* _WORK TO COMPLETE_
Output the data that follows exactly, line for line.

***

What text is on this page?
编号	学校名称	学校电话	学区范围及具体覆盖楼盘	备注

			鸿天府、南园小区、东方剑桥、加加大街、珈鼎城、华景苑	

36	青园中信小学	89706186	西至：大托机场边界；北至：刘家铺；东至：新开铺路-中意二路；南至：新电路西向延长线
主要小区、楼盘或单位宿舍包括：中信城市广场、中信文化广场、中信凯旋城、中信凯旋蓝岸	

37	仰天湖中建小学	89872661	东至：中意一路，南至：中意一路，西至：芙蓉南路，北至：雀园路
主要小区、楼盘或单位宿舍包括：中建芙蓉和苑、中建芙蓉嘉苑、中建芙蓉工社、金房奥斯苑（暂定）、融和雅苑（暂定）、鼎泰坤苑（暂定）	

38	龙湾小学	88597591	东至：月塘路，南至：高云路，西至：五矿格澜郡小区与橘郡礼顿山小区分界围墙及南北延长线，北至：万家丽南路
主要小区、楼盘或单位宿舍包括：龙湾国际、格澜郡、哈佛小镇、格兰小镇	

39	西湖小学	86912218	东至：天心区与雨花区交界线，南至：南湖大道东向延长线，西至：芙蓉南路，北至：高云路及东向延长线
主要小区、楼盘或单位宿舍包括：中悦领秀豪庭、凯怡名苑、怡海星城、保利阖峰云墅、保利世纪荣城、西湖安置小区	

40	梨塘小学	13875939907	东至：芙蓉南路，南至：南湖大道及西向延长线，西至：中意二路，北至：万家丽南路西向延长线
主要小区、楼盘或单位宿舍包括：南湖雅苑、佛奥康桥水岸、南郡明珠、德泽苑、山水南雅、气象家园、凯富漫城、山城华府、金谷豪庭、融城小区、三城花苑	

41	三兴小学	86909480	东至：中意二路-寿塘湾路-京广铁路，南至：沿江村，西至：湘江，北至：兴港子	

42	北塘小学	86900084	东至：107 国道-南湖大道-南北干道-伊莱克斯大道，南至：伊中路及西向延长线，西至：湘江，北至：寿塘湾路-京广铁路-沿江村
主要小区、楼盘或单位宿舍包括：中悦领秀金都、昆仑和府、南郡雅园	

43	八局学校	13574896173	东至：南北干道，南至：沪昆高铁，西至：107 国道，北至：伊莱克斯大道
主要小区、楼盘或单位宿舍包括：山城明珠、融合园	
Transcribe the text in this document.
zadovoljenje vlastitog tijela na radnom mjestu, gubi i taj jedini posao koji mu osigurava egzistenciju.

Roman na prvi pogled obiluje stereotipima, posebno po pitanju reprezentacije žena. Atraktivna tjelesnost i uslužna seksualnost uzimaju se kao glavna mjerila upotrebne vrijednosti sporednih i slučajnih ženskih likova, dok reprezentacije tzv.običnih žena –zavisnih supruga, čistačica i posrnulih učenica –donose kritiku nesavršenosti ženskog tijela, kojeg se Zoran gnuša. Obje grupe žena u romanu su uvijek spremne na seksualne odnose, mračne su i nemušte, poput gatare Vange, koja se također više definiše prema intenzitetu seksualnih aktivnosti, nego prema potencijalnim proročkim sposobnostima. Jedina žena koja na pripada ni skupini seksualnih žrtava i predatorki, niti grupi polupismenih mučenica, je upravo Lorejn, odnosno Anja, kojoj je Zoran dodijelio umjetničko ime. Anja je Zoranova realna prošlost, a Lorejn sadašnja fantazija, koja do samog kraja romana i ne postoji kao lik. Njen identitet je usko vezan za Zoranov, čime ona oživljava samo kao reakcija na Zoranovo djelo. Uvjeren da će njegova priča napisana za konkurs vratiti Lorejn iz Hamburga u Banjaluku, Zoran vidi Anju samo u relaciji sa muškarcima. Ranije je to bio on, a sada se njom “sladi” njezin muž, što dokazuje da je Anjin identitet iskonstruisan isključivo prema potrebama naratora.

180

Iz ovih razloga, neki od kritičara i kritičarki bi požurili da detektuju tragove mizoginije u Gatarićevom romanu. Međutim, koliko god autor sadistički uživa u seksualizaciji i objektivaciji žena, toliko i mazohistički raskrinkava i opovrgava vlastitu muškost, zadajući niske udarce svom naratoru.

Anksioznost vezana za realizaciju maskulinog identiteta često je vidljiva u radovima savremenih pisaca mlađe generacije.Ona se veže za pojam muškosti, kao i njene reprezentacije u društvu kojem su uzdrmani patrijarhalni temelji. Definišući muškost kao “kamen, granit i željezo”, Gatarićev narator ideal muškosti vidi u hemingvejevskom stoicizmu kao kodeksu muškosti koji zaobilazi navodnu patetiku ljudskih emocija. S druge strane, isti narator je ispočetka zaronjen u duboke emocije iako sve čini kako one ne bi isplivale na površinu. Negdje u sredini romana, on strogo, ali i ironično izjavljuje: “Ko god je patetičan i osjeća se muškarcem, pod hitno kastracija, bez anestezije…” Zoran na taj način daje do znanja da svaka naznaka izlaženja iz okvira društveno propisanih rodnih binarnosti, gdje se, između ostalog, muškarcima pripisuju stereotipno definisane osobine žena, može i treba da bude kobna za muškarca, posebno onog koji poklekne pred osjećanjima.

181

***

* _ANSWER TO THIS EXERCISE_
What text is on this page?
编号	学校名称	学校电话	学区范围及具体覆盖楼盘	备注

			鸿天府、南园小区、东方剑桥、加加大街、珈鼎城、华景苑	

36	青园中信小学	89706186	西至：大托机场边界；北至：刘家铺；东至：新开铺路-中意二路；南至：新电路西向延长线
主要小区、楼盘或单位宿舍包括：中信城市广场、中信文化广场、中信凯旋城、中信凯旋蓝岸	

37	仰天湖中建小学	89872661	东至：中意一路，南至：中意一路，西至：芙蓉南路，北至：雀园路
主要小区、楼盘或单位宿舍包括：中建芙蓉和苑、中建芙蓉嘉苑、中建芙蓉工社、金房奥斯苑（暂定）、融和雅苑（暂定）、鼎泰坤苑（暂定）	

38	龙湾小学	88597591	东至：月塘路，南至：高云路，西至：五矿格澜郡小区与橘郡礼顿山小区分界围墙及南北延长线，北至：万家丽南路
主要小区、楼盘或单位宿舍包括：龙湾国际、格澜郡、哈佛小镇、格兰小镇	

39	西湖小学	86912218	东至：天心区与雨花区交界线，南至：南湖大道东向延长线，西至：芙蓉南路，北至：高云路及东向延长线
主要小区、楼盘或单位宿舍包括：中悦领秀豪庭、凯怡名苑、怡海星城、保利阖峰云墅、保利世纪荣城、西湖安置小区	

40	梨塘小学	13875939907	东至：芙蓉南路，南至：南湖大道及西向延长线，西至：中意二路，北至：万家丽南路西向延长线
主要小区、楼盘或单位宿舍包括：南湖雅苑、佛奥康桥水岸、南郡明珠、德泽苑、山水南雅、气象家园、凯富漫城、山城华府、金谷豪庭、融城小区、三城花苑	

41	三兴小学	86909480	东至：中意二路-寿塘湾路-京广铁路，南至：沿江村，西至：湘江，北至：兴港子	

42	北塘小学	86900084	东至：107 国道-南湖大道-南北干道-伊莱克斯大道，南至：伊中路及西向延长线，西至：湘江，北至：寿塘湾路-京广铁路-沿江村
主要小区、楼盘或单位宿舍包括：中悦领秀金都、昆仑和府、南郡雅园	

43	八局学校	13574896173	东至：南北干道，南至：沪昆高铁，西至：107 国道，北至：伊莱克斯大道
主要小区、楼盘或单位宿舍包括：山城明珠、融合园	
Transcribe the text in this document.
zadovoljenje vlastitog tijela na radnom mjestu, gubi i taj jedini posao koji mu osigurava egzistenciju.

Roman na prvi pogled obiluje stereotipima, posebno po pitanju reprezentacije žena. Atraktivna tjelesnost i uslužna seksualnost uzimaju se kao glavna mjerila upotrebne vrijednosti sporednih i slučajnih ženskih likova, dok reprezentacije tzv.običnih žena –zavisnih supruga, čistačica i posrnulih učenica –donose kritiku nesavršenosti ženskog tijela, kojeg se Zoran gnuša. Obje grupe žena u romanu su uvijek spremne na seksualne odnose, mračne su i nemušte, poput gatare Vange, koja se također više definiše prema intenzitetu seksualnih aktivnosti, nego prema potencijalnim proročkim sposobnostima. Jedina žena koja na pripada ni skupini seksualnih žrtava i predatorki, niti grupi polupismenih mučenica, je upravo Lorejn, odnosno Anja, kojoj je Zoran dodijelio umjetničko ime. Anja je Zoranova realna prošlost, a Lorejn sadašnja fantazija, koja do samog kraja romana i ne postoji kao lik. Njen identitet je usko vezan za Zoranov, čime ona oživljava samo kao reakcija na Zoranovo djelo. Uvjeren da će njegova priča napisana za konkurs vratiti Lorejn iz Hamburga u Banjaluku, Zoran vidi Anju samo u relaciji sa muškarcima. Ranije je to bio on, a sada se njom “sladi” njezin muž, što dokazuje da je Anjin identitet iskonstruisan isključivo prema potrebama naratora.

180

Iz ovih razloga, neki od kritičara i kritičarki bi požurili da detektuju tragove mizoginije u Gatarićevom romanu. Međutim, koliko god autor sadistički uživa u seksualizaciji i objektivaciji žena, toliko i mazohistički raskrinkava i opovrgava vlastitu muškost, zadajući niske udarce svom naratoru.

Anksioznost vezana za realizaciju maskulinog identiteta često je vidljiva u radovima savremenih pisaca mlađe generacije.Ona se veže za pojam muškosti, kao i njene reprezentacije u društvu kojem su uzdrmani patrijarhalni temelji. Definišući muškost kao “kamen, granit i željezo”, Gatarićev narator ideal muškosti vidi u hemingvejevskom stoicizmu kao kodeksu muškosti koji zaobilazi navodnu patetiku ljudskih emocija. S druge strane, isti narator je ispočetka zaronjen u duboke emocije iako sve čini kako one ne bi isplivale na površinu. Negdje u sredini romana, on strogo, ali i ironično izjavljuje: “Ko god je patetičan i osjeća se muškarcem, pod hitno kastracija, bez anestezije…” Zoran na taj način daje do znanja da svaka naznaka izlaženja iz okvira društveno propisanih rodnih binarnosti, gdje se, između ostalog, muškarcima pripisuju stereotipno definisane osobine žena, može i treba da bude kobna za muškarca, posebno onog koji poklekne pred osjećanjima.

181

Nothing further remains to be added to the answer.